[Start of Data supplied]
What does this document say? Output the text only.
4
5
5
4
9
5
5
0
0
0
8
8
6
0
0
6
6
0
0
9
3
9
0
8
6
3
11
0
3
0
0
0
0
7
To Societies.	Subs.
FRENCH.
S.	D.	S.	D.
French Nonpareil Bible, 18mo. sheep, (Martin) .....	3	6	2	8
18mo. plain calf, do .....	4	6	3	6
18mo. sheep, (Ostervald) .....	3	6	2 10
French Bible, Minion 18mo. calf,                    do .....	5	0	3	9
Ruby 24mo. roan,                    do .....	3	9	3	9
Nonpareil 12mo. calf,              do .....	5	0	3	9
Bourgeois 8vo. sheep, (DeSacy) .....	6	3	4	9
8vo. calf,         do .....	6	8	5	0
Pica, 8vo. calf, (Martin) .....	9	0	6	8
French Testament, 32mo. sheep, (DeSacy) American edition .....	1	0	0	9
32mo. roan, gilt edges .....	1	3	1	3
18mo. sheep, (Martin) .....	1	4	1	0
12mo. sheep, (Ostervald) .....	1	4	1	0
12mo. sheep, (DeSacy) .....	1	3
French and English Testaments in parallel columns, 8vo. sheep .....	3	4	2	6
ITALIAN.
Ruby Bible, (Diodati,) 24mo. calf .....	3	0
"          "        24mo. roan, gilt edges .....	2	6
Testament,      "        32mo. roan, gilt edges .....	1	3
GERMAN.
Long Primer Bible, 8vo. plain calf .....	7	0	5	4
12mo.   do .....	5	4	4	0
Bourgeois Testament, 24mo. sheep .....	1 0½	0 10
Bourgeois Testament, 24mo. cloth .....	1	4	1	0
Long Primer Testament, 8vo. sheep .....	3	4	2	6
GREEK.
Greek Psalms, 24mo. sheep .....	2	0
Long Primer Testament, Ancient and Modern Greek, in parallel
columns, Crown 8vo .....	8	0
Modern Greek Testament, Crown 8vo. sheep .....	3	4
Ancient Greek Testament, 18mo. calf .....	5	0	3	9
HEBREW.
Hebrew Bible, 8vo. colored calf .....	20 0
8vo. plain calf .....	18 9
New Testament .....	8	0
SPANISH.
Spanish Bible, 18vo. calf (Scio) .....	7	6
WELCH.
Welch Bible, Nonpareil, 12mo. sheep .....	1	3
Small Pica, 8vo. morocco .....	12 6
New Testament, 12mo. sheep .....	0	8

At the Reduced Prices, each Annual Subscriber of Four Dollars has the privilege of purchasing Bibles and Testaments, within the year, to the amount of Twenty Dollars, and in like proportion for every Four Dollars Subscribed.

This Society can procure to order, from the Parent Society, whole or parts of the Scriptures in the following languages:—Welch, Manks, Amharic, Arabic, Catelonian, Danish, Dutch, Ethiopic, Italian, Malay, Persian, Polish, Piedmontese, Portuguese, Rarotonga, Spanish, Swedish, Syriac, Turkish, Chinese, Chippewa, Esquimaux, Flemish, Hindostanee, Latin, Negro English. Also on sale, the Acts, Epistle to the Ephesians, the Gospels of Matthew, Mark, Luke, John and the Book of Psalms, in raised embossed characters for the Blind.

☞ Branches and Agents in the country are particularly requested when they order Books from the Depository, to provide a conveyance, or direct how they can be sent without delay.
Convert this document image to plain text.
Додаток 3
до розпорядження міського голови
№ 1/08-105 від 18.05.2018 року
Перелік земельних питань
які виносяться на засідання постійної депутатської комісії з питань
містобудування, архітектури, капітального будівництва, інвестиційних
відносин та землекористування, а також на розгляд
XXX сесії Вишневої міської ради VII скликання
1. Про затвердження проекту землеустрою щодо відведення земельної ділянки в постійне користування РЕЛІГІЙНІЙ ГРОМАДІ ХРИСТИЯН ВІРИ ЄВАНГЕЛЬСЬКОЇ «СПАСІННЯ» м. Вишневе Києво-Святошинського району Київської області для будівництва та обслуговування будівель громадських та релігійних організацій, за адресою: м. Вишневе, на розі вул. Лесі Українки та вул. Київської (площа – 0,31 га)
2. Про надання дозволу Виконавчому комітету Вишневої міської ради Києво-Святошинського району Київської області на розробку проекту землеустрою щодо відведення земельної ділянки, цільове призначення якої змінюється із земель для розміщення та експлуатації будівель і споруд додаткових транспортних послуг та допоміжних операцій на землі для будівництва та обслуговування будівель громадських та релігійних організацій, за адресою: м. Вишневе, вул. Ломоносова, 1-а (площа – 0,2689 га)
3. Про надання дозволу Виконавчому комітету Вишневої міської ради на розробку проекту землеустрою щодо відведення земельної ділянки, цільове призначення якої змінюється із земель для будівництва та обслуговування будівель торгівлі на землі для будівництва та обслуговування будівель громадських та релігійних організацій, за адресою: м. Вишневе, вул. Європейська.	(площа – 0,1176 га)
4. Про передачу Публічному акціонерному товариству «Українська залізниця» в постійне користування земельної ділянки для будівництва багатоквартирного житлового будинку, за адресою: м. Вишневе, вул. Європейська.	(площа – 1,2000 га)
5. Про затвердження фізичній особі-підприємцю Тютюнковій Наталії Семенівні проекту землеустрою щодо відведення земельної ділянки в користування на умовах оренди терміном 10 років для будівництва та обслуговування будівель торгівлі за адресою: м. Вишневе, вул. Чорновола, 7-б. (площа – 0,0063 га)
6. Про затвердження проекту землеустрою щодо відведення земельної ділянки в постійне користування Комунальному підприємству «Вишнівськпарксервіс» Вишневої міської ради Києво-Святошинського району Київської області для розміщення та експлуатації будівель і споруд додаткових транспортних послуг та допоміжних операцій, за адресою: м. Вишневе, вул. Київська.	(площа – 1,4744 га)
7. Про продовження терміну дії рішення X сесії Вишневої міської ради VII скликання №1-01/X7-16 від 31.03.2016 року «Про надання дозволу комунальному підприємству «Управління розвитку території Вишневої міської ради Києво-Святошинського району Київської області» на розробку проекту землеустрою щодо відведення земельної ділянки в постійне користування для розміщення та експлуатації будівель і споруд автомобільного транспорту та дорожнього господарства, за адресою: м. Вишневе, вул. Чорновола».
[End of Data supplied]
Short problem => Output the whole listing above again, word for word.

Completed task =>
What does this document say? Output the text only.
4
5
5
4
9
5
5
0
0
0
8
8
6
0
0
6
6
0
0
9
3
9
0
8
6
3
11
0
3
0
0
0
0
7
To Societies.	Subs.
FRENCH.
S.	D.	S.	D.
French Nonpareil Bible, 18mo. sheep, (Martin) .....	3	6	2	8
18mo. plain calf, do .....	4	6	3	6
18mo. sheep, (Ostervald) .....	3	6	2 10
French Bible, Minion 18mo. calf,                    do .....	5	0	3	9
Ruby 24mo. roan,                    do .....	3	9	3	9
Nonpareil 12mo. calf,              do .....	5	0	3	9
Bourgeois 8vo. sheep, (DeSacy) .....	6	3	4	9
8vo. calf,         do .....	6	8	5	0
Pica, 8vo. calf, (Martin) .....	9	0	6	8
French Testament, 32mo. sheep, (DeSacy) American edition .....	1	0	0	9
32mo. roan, gilt edges .....	1	3	1	3
18mo. sheep, (Martin) .....	1	4	1	0
12mo. sheep, (Ostervald) .....	1	4	1	0
12mo. sheep, (DeSacy) .....	1	3
French and English Testaments in parallel columns, 8vo. sheep .....	3	4	2	6
ITALIAN.
Ruby Bible, (Diodati,) 24mo. calf .....	3	0
"          "        24mo. roan, gilt edges .....	2	6
Testament,      "        32mo. roan, gilt edges .....	1	3
GERMAN.
Long Primer Bible, 8vo. plain calf .....	7	0	5	4
12mo.   do .....	5	4	4	0
Bourgeois Testament, 24mo. sheep .....	1 0½	0 10
Bourgeois Testament, 24mo. cloth .....	1	4	1	0
Long Primer Testament, 8vo. sheep .....	3	4	2	6
GREEK.
Greek Psalms, 24mo. sheep .....	2	0
Long Primer Testament, Ancient and Modern Greek, in parallel
columns, Crown 8vo .....	8	0
Modern Greek Testament, Crown 8vo. sheep .....	3	4
Ancient Greek Testament, 18mo. calf .....	5	0	3	9
HEBREW.
Hebrew Bible, 8vo. colored calf .....	20 0
8vo. plain calf .....	18 9
New Testament .....	8	0
SPANISH.
Spanish Bible, 18vo. calf (Scio) .....	7	6
WELCH.
Welch Bible, Nonpareil, 12mo. sheep .....	1	3
Small Pica, 8vo. morocco .....	12 6
New Testament, 12mo. sheep .....	0	8

At the Reduced Prices, each Annual Subscriber of Four Dollars has the privilege of purchasing Bibles and Testaments, within the year, to the amount of Twenty Dollars, and in like proportion for every Four Dollars Subscribed.

This Society can procure to order, from the Parent Society, whole or parts of the Scriptures in the following languages:—Welch, Manks, Amharic, Arabic, Catelonian, Danish, Dutch, Ethiopic, Italian, Malay, Persian, Polish, Piedmontese, Portuguese, Rarotonga, Spanish, Swedish, Syriac, Turkish, Chinese, Chippewa, Esquimaux, Flemish, Hindostanee, Latin, Negro English. Also on sale, the Acts, Epistle to the Ephesians, the Gospels of Matthew, Mark, Luke, John and the Book of Psalms, in raised embossed characters for the Blind.

☞ Branches and Agents in the country are particularly requested when they order Books from the Depository, to provide a conveyance, or direct how they can be sent without delay.
Convert this document image to plain text.
Додаток 3
до розпорядження міського голови
№ 1/08-105 від 18.05.2018 року
Перелік земельних питань
які виносяться на засідання постійної депутатської комісії з питань
містобудування, архітектури, капітального будівництва, інвестиційних
відносин та землекористування, а також на розгляд
XXX сесії Вишневої міської ради VII скликання
1. Про затвердження проекту землеустрою щодо відведення земельної ділянки в постійне користування РЕЛІГІЙНІЙ ГРОМАДІ ХРИСТИЯН ВІРИ ЄВАНГЕЛЬСЬКОЇ «СПАСІННЯ» м. Вишневе Києво-Святошинського району Київської області для будівництва та обслуговування будівель громадських та релігійних організацій, за адресою: м. Вишневе, на розі вул. Лесі Українки та вул. Київської (площа – 0,31 га)
2. Про надання дозволу Виконавчому комітету Вишневої міської ради Києво-Святошинського району Київської області на розробку проекту землеустрою щодо відведення земельної ділянки, цільове призначення якої змінюється із земель для розміщення та експлуатації будівель і споруд додаткових транспортних послуг та допоміжних операцій на землі для будівництва та обслуговування будівель громадських та релігійних організацій, за адресою: м. Вишневе, вул. Ломоносова, 1-а (площа – 0,2689 га)
3. Про надання дозволу Виконавчому комітету Вишневої міської ради на розробку проекту землеустрою щодо відведення земельної ділянки, цільове призначення якої змінюється із земель для будівництва та обслуговування будівель торгівлі на землі для будівництва та обслуговування будівель громадських та релігійних організацій, за адресою: м. Вишневе, вул. Європейська.	(площа – 0,1176 га)
4. Про передачу Публічному акціонерному товариству «Українська залізниця» в постійне користування земельної ділянки для будівництва багатоквартирного житлового будинку, за адресою: м. Вишневе, вул. Європейська.	(площа – 1,2000 га)
5. Про затвердження фізичній особі-підприємцю Тютюнковій Наталії Семенівні проекту землеустрою щодо відведення земельної ділянки в користування на умовах оренди терміном 10 років для будівництва та обслуговування будівель торгівлі за адресою: м. Вишневе, вул. Чорновола, 7-б. (площа – 0,0063 га)
6. Про затвердження проекту землеустрою щодо відведення земельної ділянки в постійне користування Комунальному підприємству «Вишнівськпарксервіс» Вишневої міської ради Києво-Святошинського району Київської області для розміщення та експлуатації будівель і споруд додаткових транспортних послуг та допоміжних операцій, за адресою: м. Вишневе, вул. Київська.	(площа – 1,4744 га)
7. Про продовження терміну дії рішення X сесії Вишневої міської ради VII скликання №1-01/X7-16 від 31.03.2016 року «Про надання дозволу комунальному підприємству «Управління розвитку території Вишневої міської ради Києво-Святошинського району Київської області» на розробку проекту землеустрою щодо відведення земельної ділянки в постійне користування для розміщення та експлуатації будівель і споруд автомобільного транспорту та дорожнього господарства, за адресою: м. Вишневе, вул. Чорновола».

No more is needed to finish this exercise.